Work required: Write out the whole listing, matching it exactly.

_ _ _ _ _

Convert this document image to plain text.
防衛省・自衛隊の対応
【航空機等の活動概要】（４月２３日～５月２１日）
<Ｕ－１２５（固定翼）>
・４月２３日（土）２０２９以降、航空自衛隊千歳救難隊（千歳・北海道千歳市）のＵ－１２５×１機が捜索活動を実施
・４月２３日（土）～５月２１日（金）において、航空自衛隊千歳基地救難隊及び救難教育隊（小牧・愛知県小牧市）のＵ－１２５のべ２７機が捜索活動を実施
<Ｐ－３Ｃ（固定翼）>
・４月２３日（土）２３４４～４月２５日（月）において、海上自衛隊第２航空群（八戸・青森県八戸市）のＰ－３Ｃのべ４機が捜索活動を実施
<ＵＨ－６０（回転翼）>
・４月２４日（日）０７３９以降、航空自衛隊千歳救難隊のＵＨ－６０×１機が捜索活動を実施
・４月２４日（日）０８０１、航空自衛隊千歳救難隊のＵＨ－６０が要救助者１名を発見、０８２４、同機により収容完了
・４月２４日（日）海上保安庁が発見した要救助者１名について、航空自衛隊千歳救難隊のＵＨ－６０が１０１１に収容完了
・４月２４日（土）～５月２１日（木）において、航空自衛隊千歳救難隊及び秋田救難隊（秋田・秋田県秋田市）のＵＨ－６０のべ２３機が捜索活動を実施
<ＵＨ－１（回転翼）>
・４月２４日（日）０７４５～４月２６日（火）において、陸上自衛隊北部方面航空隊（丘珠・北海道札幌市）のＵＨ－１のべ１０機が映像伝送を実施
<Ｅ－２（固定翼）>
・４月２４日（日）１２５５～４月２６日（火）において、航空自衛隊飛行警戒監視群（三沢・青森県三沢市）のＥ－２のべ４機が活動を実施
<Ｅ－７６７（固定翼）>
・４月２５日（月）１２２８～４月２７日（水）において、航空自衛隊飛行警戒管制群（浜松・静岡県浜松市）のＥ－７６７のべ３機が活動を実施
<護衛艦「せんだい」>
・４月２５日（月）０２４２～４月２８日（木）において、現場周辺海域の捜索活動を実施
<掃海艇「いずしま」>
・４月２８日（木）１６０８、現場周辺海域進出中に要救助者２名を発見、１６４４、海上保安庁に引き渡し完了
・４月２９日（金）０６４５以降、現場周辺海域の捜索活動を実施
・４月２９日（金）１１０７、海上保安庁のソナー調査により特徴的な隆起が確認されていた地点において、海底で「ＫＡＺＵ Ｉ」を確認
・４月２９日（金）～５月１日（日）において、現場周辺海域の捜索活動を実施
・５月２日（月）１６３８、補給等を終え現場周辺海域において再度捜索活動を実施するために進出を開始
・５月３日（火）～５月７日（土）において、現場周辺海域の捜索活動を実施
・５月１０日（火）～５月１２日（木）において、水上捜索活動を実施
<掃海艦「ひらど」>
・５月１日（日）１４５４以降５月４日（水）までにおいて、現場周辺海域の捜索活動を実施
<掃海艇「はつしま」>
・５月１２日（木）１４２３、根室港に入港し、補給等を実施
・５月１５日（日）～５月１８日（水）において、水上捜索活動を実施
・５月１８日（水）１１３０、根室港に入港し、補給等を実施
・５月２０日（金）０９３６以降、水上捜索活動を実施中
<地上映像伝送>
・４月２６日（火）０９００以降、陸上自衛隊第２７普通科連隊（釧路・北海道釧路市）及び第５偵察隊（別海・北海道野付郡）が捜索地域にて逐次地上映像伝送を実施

_ _ _ _ _

Task result:
Convert this document image to plain text.
防衛省・自衛隊の対応
【航空機等の活動概要】（４月２３日～５月２１日）
<Ｕ－１２５（固定翼）>
・４月２３日（土）２０２９以降、航空自衛隊千歳救難隊（千歳・北海道千歳市）のＵ－１２５×１機が捜索活動を実施
・４月２３日（土）～５月２１日（金）において、航空自衛隊千歳基地救難隊及び救難教育隊（小牧・愛知県小牧市）のＵ－１２５のべ２７機が捜索活動を実施
<Ｐ－３Ｃ（固定翼）>
・４月２３日（土）２３４４～４月２５日（月）において、海上自衛隊第２航空群（八戸・青森県八戸市）のＰ－３Ｃのべ４機が捜索活動を実施
<ＵＨ－６０（回転翼）>
・４月２４日（日）０７３９以降、航空自衛隊千歳救難隊のＵＨ－６０×１機が捜索活動を実施
・４月２４日（日）０８０１、航空自衛隊千歳救難隊のＵＨ－６０が要救助者１名を発見、０８２４、同機により収容完了
・４月２４日（日）海上保安庁が発見した要救助者１名について、航空自衛隊千歳救難隊のＵＨ－６０が１０１１に収容完了
・４月２４日（土）～５月２１日（木）において、航空自衛隊千歳救難隊及び秋田救難隊（秋田・秋田県秋田市）のＵＨ－６０のべ２３機が捜索活動を実施
<ＵＨ－１（回転翼）>
・４月２４日（日）０７４５～４月２６日（火）において、陸上自衛隊北部方面航空隊（丘珠・北海道札幌市）のＵＨ－１のべ１０機が映像伝送を実施
<Ｅ－２（固定翼）>
・４月２４日（日）１２５５～４月２６日（火）において、航空自衛隊飛行警戒監視群（三沢・青森県三沢市）のＥ－２のべ４機が活動を実施
<Ｅ－７６７（固定翼）>
・４月２５日（月）１２２８～４月２７日（水）において、航空自衛隊飛行警戒管制群（浜松・静岡県浜松市）のＥ－７６７のべ３機が活動を実施
<護衛艦「せんだい」>
・４月２５日（月）０２４２～４月２８日（木）において、現場周辺海域の捜索活動を実施
<掃海艇「いずしま」>
・４月２８日（木）１６０８、現場周辺海域進出中に要救助者２名を発見、１６４４、海上保安庁に引き渡し完了
・４月２９日（金）０６４５以降、現場周辺海域の捜索活動を実施
・４月２９日（金）１１０７、海上保安庁のソナー調査により特徴的な隆起が確認されていた地点において、海底で「ＫＡＺＵ Ｉ」を確認
・４月２９日（金）～５月１日（日）において、現場周辺海域の捜索活動を実施
・５月２日（月）１６３８、補給等を終え現場周辺海域において再度捜索活動を実施するために進出を開始
・５月３日（火）～５月７日（土）において、現場周辺海域の捜索活動を実施
・５月１０日（火）～５月１２日（木）において、水上捜索活動を実施
<掃海艦「ひらど」>
・５月１日（日）１４５４以降５月４日（水）までにおいて、現場周辺海域の捜索活動を実施
<掃海艇「はつしま」>
・５月１２日（木）１４２３、根室港に入港し、補給等を実施
・５月１５日（日）～５月１８日（水）において、水上捜索活動を実施
・５月１８日（水）１１３０、根室港に入港し、補給等を実施
・５月２０日（金）０９３６以降、水上捜索活動を実施中
<地上映像伝送>
・４月２６日（火）０９００以降、陸上自衛隊第２７普通科連隊（釧路・北海道釧路市）及び第５偵察隊（別海・北海道野付郡）が捜索地域にて逐次地上映像伝送を実施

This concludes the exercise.